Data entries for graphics
:::::

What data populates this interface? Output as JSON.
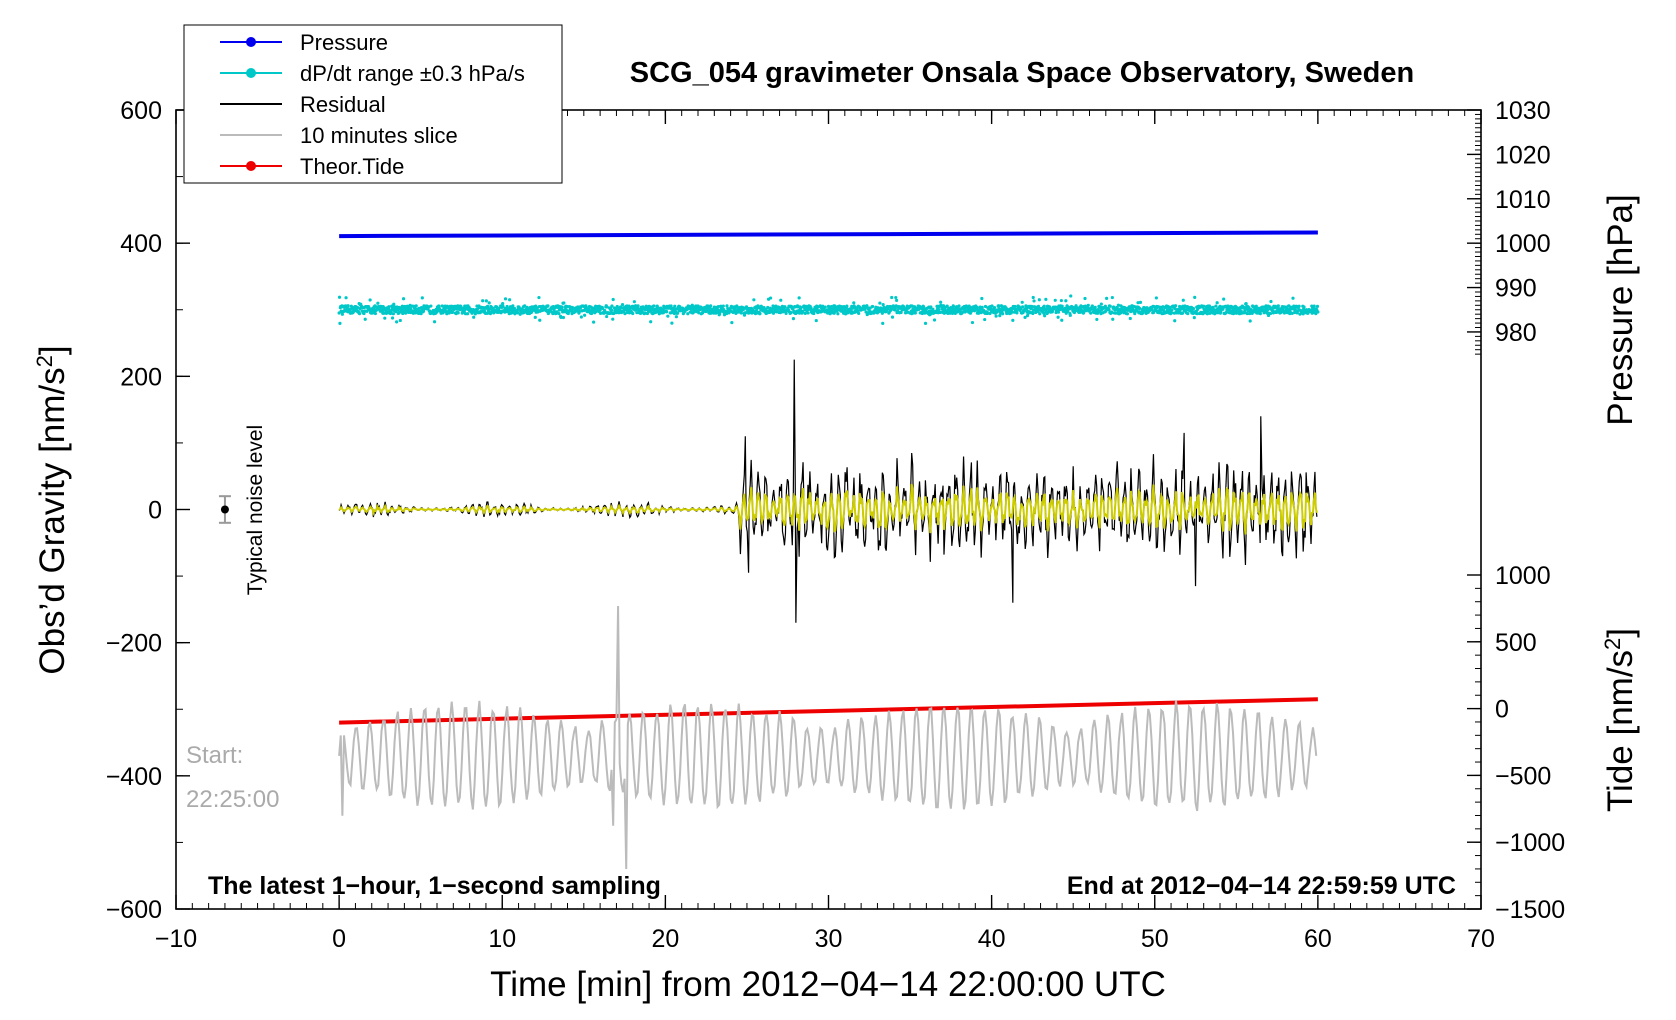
{
  "chart_data": {
    "type": "line",
    "title": "SCG_054 gravimeter Onsala Space Observatory, Sweden",
    "xlabel": "Time [min] from 2012−04−14 22:00:00 UTC",
    "ylabel_left": "Obs’d Gravity [nm/s",
    "ylabel_left_sup": "2",
    "ylabel_left_close": "]",
    "ylabel_right_pressure": "Pressure [hPa]",
    "ylabel_right_tide": "Tide [nm/s",
    "ylabel_right_tide_sup": "2",
    "ylabel_right_tide_close": "]",
    "xlim": [
      -10,
      70
    ],
    "ylim_left": [
      -600,
      600
    ],
    "x_ticks": [
      "−10",
      "0",
      "10",
      "20",
      "30",
      "40",
      "50",
      "60",
      "70"
    ],
    "y_left_ticks": [
      "600",
      "400",
      "200",
      "0",
      "−200",
      "−400",
      "−600"
    ],
    "pressure_ticks": [
      "1030",
      "1020",
      "1010",
      "1000",
      "990",
      "980"
    ],
    "tide_ticks": [
      "1000",
      "500",
      "0",
      "−500",
      "−1000",
      "−1500"
    ],
    "pressure_axis": {
      "range": [
        970,
        1030
      ],
      "tick_values": [
        1030,
        1020,
        1010,
        1000,
        990,
        980
      ]
    },
    "tide_axis": {
      "range": [
        -1500,
        1000
      ],
      "tick_values": [
        1000,
        500,
        0,
        -500,
        -1000,
        -1500
      ]
    },
    "legend": {
      "position": "top-left",
      "entries": [
        {
          "label": "Pressure",
          "color": "#0000ee",
          "marker": true
        },
        {
          "label": "dP/dt range ±0.3 hPa/s",
          "color": "#00c8c8",
          "marker": true
        },
        {
          "label": "Residual",
          "color": "#000000",
          "marker": false
        },
        {
          "label": "10 minutes slice",
          "color": "#bbbbbb",
          "marker": false
        },
        {
          "label": "Theor.Tide",
          "color": "#ee0000",
          "marker": true
        }
      ]
    },
    "series": [
      {
        "name": "Pressure",
        "axis": "pressure",
        "x": [
          0,
          60
        ],
        "values": [
          1001.6,
          1002.4
        ],
        "unit": "hPa"
      },
      {
        "name": "dP/dt range ±0.3 hPa/s",
        "center_y": 300,
        "spread": 6,
        "x_range": [
          0,
          60
        ]
      },
      {
        "name": "Residual",
        "x_range": [
          0,
          60
        ],
        "quiet_amplitude": 10,
        "active_from": 24.5,
        "active_amplitude": 60,
        "spikes": [
          {
            "x": 27.9,
            "y": 225
          },
          {
            "x": 28.0,
            "y": -170
          },
          {
            "x": 24.9,
            "y": 110
          },
          {
            "x": 25.1,
            "y": -95
          },
          {
            "x": 41.3,
            "y": -140
          },
          {
            "x": 51.8,
            "y": 115
          },
          {
            "x": 56.5,
            "y": 140
          },
          {
            "x": 52.5,
            "y": -115
          }
        ]
      },
      {
        "name": "Residual (smoothed)",
        "color": "#cccc00",
        "x_range": [
          0,
          60
        ]
      },
      {
        "name": "Theor.Tide",
        "axis": "left",
        "x": [
          0,
          60
        ],
        "values": [
          -320,
          -285
        ]
      },
      {
        "name": "10 minutes slice",
        "x_range": [
          0,
          60
        ],
        "base_y": -370,
        "peaks": [
          {
            "x": 17.1,
            "y": -145
          },
          {
            "x": 17.6,
            "y": -540
          },
          {
            "x": 16.8,
            "y": -475
          },
          {
            "x": 0.2,
            "y": -460
          }
        ]
      }
    ],
    "noise_indicator": {
      "label": "Typical noise level",
      "x": -7,
      "y": 0,
      "error": 20
    },
    "start_label": "Start:",
    "start_time": "22:25:00",
    "bottom_left_note": "The latest 1−hour, 1−second sampling",
    "bottom_right_note": "End at 2012−04−14 22:59:59 UTC"
  }
}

:::::

What you are asked to do
Copy each line in the data that holds the word "minutes".

The completed task
          "label": "10 minutes slice",
        "name": "10 minutes slice",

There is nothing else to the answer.